**Tareas asignadas**
• a. Indique si cada afirmación concuerda con el texto sobre la propaganda electoral. Responda sí o no y cite textualmente las palabras del texto que lo determinan.
(i) Para los comicios de 2024, el partido que más se anticipó a ofertar candidaturas fue el que menos sufragios obtuvo.
(ii) Los partidos deben tener menor presencia en el debate de las ideas.
(iii) La oposición acompaña sus críticas a la actual administración del Estado con propuestas de soluciones.
• b. Extraiga del texto sobre la propaganda electoral, sin alteración alguna, el fragmento que comienza en «Todo lo contrario, sus» y termina en «de los votantes.».

En cierto modo, tendría sentido relacionar el creciente e histórico abstencionismo en el país con la profusión anticipada de ofertas de ejecutorias y de exaltaciones de aspirantes al poder que conducirían a una pérdida de interés en los comicios. Los mercadólogos de este medio se cuidan mucho de que la propaganda a favor de productos no sature ni fatigue a los consumidores llevándolos a la aversión.

Esto debe valer para los políticos que suelen fundarse en ciencias de la comunicación. Para la justa del 2024, el partido que más se anticipó a ofertar candidaturas fue el que menos sufragios obtuvo aunque existieran otras razones para restarle apoyo: PLD. No significa que las organizaciones partidarias deban tener por estas normativas menor presencia en el debate de las ideas ni en la exposición seria y contundente de análisis y cuestionamientos a la realidad social dominicana; implacables incluso en objetar aquellas decisiones y actuaciones que desde el poder o desde intereses particulares consideren lesivas al país.

Todo lo contrario, sus narrativas sobre las grandes causas nacionales deben ser vigorosas, documentadas y objetivas; enriquecidas con propuestas de soluciones a los males; algo que está brillando por su ausencia en la forma en que la oposición está prefiriendo deslucir e incriminar a la actual administración del Estado. Excediéndose en «frases cohetes» para acusar generalizadamente sin premisas ni exposición de argumentos que validen epítetos que en ocasiones estremecen a la opinión pública y cosechan grandes titulares de prensa. Un lenguaje llamativo con selección deliberada de palabras de uso popular dirigido a capitalizar disgustos pero quedándose en la superficie de la problemas y en la carencia de propuestas mínimamente sustentadas. Toca a los impacientes aspirantes al solio elevar conceptualmente la disputa por el favor de los votantes.

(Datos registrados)
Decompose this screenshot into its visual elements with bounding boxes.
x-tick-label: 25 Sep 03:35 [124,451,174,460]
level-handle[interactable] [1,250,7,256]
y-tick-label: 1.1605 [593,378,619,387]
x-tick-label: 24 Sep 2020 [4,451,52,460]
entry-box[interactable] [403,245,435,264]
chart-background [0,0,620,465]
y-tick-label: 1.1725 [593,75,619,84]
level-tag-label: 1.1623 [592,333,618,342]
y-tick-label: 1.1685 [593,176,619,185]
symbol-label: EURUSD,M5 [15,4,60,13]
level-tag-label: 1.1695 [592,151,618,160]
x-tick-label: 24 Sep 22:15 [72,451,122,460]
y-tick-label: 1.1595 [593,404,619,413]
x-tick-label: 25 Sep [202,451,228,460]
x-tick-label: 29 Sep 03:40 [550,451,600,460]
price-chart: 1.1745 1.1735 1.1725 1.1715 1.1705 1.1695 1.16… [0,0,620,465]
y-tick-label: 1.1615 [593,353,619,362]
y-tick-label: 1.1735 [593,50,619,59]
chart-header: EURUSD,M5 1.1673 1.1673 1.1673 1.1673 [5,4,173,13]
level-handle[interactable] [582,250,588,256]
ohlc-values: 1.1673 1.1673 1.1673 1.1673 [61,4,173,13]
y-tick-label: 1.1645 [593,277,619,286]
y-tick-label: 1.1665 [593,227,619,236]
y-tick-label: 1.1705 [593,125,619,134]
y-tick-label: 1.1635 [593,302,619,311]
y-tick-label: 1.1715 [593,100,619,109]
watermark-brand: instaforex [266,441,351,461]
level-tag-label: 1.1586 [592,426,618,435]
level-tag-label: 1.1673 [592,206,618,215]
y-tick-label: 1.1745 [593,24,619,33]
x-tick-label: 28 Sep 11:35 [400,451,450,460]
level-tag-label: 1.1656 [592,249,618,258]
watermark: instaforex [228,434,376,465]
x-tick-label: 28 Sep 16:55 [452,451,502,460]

**Sus respuestas**
• a.
(i) Sí: «el partido que más se anticipó a ofertar candidaturas fue el que menos sufragios obtuvo».
(ii) No: «No significa que las organizaciones partidarias deban tener por estas normativas menor presencia en el debate de las ideas».
(iii) No: «algo que está brillando por su ausencia en la forma en que la oposición está prefiriendo deslucir e incriminar a la actual administración del Estado».

• b.
Todo lo contrario, sus narrativas sobre las grandes causas nacionales deben ser vigorosas, documentadas y objetivas; enriquecidas con propuestas de soluciones a los males; algo que está brillando por su ausencia en la forma en que la oposición está prefiriendo deslucir e incriminar a la actual administración del Estado. Excediéndose en «frases cohetes» para acusar generalizadamente sin premisas ni exposición de argumentos que validen epítetos que en ocasiones estremecen a la opinión pública y cosechan grandes titulares de prensa. Un lenguaje llamativo con selección deliberada de palabras de uso popular dirigido a capitalizar disgustos pero quedándose en la superficie de la problemas y en la carencia de propuestas mínimamente sustentadas. Toca a los impacientes aspirantes al solio elevar conceptualmente la disputa por el favor de los votantes.